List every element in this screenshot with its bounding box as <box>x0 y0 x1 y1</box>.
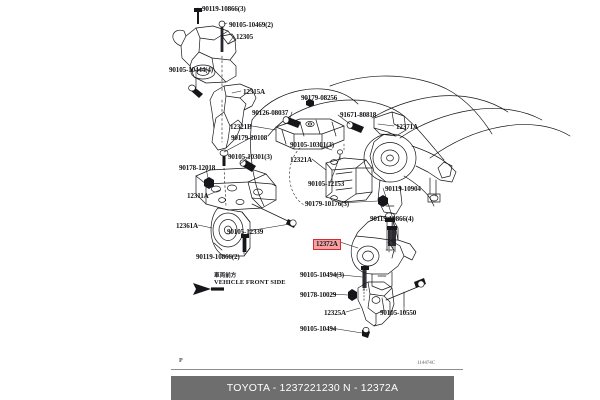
footer-bar: TOYOTA - 1237221230 N - 12372A <box>171 376 454 400</box>
callout-label: 12325A <box>324 309 346 317</box>
callout-label: 90105-10469(2) <box>229 21 274 29</box>
callout-label: 90179-10108 <box>231 134 268 142</box>
callout-label: 91671-80818 <box>340 111 377 119</box>
callout-label: 90179-08256 <box>301 94 338 102</box>
callout-label: 90105-10494(3) <box>300 271 345 279</box>
callout-label: 90178-12018 <box>179 164 216 172</box>
callout-label: 12361A <box>176 222 198 230</box>
footer-part-reference: TOYOTA - 1237221230 N - 12372A <box>226 382 399 394</box>
vehicle-front-side-japanese: 車両前方 <box>214 273 237 279</box>
page-divider-rule <box>171 369 463 370</box>
vehicle-front-side-english: VEHICLE FRONT SIDE <box>214 279 286 286</box>
callout-label: 90105-10550 <box>380 309 417 317</box>
callout-label: 12321A <box>290 156 312 164</box>
callout-label: 90119-10866(4) <box>370 215 414 223</box>
callout-label: 90105-10301(3) <box>290 141 335 149</box>
callout-label: 90119-10866(2) <box>196 253 240 261</box>
callout-label-highlighted: 12372A <box>313 239 341 250</box>
callout-label: 12305 <box>236 33 253 41</box>
page-mark: P <box>179 358 183 364</box>
callout-label: 90179-10176(3) <box>305 200 350 208</box>
callout-label: 90119-10904 <box>385 185 421 193</box>
callout-label: 12311A <box>187 192 209 200</box>
callout-label: 90105-12339 <box>227 228 264 236</box>
left-arrow-icon <box>193 283 224 295</box>
callout-label: 90105-12153 <box>308 180 345 188</box>
callout-label: 90105-10301(3) <box>228 153 273 161</box>
callout-label: 12315A <box>243 88 265 96</box>
callout-label: 90105-10444(4) <box>169 66 214 74</box>
callout-label: 90105-10494 <box>300 325 337 333</box>
callout-label: 12371A <box>396 123 418 131</box>
callout-label: 12321B <box>230 123 252 131</box>
vehicle-front-side-marker: 車両前方 VEHICLE FRONT SIDE <box>176 271 296 301</box>
diagram-id: 114474C <box>417 360 436 366</box>
callout-label: 90178-10029 <box>300 291 337 299</box>
callout-label: 90119-10866(3) <box>202 5 246 13</box>
callout-label: 90126-08037 <box>252 109 289 117</box>
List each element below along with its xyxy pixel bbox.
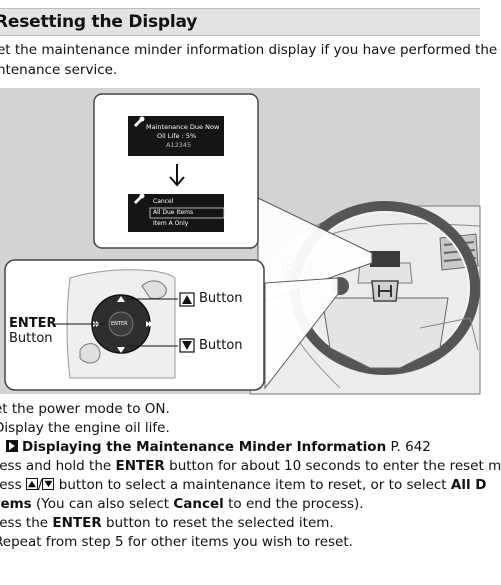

SET TASK → Copy out the part of the records that opens with the line containing "footer-bar: TOYOTA - 1237221230" and closes with the line containing "page-divider-rule <box>171 369 463 370</box>", including both of those lines, with nothing changed.

EXERCISE SOLUTION →
footer-bar: TOYOTA - 1237221230 N - 12372A <box>171 376 454 400</box>
callout-label: 12325A <box>324 309 346 317</box>
callout-label: 90105-10469(2) <box>229 21 274 29</box>
callout-label: 90179-10108 <box>231 134 268 142</box>
callout-label: 91671-80818 <box>340 111 377 119</box>
callout-label: 90179-08256 <box>301 94 338 102</box>
callout-label: 90105-10494(3) <box>300 271 345 279</box>
callout-label: 90178-12018 <box>179 164 216 172</box>
callout-label: 12361A <box>176 222 198 230</box>
footer-part-reference: TOYOTA - 1237221230 N - 12372A <box>226 382 399 394</box>
vehicle-front-side-japanese: 車両前方 <box>214 273 237 279</box>
page-divider-rule <box>171 369 463 370</box>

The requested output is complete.